Given instruction
Check each line of the listing, and copy it if it contains the word "AUTOPHISH".

Dataset excerpts
........
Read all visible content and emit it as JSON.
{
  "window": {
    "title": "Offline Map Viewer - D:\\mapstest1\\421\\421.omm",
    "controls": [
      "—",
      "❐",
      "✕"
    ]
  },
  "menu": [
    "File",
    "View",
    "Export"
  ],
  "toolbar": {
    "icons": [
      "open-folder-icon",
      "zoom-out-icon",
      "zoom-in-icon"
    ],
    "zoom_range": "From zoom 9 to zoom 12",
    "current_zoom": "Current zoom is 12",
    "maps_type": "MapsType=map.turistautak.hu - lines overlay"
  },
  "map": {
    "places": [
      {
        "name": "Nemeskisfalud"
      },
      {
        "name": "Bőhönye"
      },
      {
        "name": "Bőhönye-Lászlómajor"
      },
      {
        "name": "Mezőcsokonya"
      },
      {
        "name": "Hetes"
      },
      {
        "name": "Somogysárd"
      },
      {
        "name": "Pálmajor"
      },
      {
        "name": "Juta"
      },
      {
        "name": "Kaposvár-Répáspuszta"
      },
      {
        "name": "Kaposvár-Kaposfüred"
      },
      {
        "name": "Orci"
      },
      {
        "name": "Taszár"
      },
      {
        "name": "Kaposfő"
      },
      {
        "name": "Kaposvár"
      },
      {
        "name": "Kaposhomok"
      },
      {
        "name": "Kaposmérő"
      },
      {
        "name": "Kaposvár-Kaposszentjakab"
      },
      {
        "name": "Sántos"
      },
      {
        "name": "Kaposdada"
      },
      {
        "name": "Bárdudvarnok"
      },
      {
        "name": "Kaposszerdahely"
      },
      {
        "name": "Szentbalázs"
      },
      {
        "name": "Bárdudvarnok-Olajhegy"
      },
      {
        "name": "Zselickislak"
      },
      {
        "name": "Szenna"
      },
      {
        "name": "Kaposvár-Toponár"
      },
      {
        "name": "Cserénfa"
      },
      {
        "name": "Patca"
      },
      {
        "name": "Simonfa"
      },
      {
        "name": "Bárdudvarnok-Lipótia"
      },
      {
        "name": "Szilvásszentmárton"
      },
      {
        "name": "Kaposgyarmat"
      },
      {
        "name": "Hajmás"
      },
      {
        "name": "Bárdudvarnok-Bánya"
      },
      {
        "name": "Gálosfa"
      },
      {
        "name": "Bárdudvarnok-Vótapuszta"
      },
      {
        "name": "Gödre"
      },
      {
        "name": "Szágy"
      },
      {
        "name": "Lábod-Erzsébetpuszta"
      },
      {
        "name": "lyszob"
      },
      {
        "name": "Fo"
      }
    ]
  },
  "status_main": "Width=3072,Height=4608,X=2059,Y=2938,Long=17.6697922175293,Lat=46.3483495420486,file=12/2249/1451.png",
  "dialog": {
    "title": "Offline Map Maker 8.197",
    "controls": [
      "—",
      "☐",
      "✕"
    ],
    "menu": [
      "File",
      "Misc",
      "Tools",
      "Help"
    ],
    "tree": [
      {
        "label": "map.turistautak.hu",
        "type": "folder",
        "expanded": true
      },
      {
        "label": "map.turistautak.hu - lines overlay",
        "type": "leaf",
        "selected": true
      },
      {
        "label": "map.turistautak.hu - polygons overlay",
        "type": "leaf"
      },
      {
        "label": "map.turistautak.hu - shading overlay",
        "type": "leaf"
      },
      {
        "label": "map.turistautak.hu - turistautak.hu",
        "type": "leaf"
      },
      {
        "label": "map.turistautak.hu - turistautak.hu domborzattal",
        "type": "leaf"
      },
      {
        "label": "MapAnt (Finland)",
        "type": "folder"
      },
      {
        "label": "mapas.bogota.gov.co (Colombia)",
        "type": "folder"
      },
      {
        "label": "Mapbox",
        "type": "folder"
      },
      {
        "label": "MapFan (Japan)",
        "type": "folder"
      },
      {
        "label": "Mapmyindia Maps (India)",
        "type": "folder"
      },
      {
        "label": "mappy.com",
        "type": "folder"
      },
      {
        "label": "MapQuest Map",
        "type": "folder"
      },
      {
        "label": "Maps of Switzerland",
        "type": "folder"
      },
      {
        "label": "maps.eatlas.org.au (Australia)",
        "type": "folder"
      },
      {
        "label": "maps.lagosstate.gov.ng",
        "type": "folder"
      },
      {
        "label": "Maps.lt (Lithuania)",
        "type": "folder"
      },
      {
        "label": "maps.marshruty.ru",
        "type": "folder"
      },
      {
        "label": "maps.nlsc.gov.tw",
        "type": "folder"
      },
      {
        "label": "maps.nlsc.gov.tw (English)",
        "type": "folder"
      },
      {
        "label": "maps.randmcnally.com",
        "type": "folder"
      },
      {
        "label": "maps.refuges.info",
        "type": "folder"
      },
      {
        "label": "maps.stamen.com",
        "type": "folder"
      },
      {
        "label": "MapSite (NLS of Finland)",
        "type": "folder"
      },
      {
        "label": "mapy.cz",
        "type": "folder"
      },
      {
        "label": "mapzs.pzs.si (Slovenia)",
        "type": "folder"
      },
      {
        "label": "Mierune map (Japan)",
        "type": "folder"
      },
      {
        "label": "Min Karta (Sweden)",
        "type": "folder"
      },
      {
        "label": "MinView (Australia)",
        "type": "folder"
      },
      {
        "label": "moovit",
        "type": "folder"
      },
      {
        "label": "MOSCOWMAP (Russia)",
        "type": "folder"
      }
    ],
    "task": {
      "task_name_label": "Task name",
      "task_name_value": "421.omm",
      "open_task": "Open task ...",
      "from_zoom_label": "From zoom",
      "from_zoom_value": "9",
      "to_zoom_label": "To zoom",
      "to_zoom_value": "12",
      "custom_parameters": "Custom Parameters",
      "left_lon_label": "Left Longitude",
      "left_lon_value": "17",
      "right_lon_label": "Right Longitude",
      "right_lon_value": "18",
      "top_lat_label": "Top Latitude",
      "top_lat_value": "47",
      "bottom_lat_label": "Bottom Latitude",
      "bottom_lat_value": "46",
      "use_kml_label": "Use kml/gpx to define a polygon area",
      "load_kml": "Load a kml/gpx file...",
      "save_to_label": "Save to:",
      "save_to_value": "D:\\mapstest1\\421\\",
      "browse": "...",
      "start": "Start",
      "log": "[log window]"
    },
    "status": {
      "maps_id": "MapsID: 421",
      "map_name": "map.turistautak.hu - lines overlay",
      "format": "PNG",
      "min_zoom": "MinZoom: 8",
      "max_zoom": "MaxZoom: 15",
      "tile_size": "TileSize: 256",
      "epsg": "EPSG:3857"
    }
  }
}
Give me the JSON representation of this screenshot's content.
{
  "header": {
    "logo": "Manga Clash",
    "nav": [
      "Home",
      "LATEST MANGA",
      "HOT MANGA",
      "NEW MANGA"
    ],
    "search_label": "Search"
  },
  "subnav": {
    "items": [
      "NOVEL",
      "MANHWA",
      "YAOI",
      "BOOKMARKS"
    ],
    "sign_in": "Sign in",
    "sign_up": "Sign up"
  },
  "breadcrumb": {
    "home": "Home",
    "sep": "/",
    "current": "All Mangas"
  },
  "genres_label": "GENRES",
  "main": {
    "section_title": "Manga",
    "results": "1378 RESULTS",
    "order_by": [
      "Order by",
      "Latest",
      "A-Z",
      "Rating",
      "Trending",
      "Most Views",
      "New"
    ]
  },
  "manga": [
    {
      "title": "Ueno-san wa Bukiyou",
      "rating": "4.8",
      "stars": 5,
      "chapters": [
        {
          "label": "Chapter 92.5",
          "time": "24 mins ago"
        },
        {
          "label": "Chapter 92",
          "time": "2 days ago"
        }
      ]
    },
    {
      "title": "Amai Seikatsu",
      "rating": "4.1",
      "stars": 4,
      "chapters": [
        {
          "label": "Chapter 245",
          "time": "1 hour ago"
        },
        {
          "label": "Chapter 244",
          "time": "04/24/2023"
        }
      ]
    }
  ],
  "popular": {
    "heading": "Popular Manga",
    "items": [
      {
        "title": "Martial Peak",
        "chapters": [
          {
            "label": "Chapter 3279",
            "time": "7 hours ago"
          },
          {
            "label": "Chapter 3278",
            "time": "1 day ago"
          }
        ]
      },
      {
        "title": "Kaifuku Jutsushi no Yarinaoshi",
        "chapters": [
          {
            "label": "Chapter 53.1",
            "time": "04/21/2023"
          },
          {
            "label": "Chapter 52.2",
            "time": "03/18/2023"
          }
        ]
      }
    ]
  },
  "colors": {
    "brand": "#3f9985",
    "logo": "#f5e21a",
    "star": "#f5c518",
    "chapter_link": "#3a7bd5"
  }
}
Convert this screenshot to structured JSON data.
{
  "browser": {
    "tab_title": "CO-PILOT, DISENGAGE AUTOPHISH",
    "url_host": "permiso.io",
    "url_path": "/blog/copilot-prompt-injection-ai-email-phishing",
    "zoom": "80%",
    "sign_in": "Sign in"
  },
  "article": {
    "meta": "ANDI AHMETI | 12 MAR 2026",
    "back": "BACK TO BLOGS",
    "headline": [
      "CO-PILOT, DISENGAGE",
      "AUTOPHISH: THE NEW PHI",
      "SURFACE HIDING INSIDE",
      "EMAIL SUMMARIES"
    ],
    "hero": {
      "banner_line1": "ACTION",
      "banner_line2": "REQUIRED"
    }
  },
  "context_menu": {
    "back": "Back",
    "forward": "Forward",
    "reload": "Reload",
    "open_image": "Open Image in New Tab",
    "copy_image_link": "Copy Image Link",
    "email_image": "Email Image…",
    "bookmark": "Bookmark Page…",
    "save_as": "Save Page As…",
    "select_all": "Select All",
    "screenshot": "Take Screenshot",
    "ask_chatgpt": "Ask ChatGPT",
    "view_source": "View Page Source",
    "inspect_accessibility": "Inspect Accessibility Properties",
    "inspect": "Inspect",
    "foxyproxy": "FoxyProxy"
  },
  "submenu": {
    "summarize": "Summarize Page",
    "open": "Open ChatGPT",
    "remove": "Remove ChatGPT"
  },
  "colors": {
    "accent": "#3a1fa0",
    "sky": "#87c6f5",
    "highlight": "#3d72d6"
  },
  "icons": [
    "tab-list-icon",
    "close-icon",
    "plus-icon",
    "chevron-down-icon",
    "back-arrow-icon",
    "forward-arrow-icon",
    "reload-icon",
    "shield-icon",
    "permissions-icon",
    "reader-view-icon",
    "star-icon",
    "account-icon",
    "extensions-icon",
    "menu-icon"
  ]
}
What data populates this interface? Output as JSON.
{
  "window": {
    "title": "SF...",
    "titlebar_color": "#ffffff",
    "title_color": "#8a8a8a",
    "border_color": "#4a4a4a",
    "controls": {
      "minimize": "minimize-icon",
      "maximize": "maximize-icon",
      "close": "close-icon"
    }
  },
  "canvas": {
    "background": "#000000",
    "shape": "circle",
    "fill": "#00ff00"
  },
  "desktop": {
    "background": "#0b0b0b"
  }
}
........
Reply to the task
    "tab_title": "CO-PILOT, DISENGAGE AUTOPHISH",
      "AUTOPHISH: THE NEW PHI",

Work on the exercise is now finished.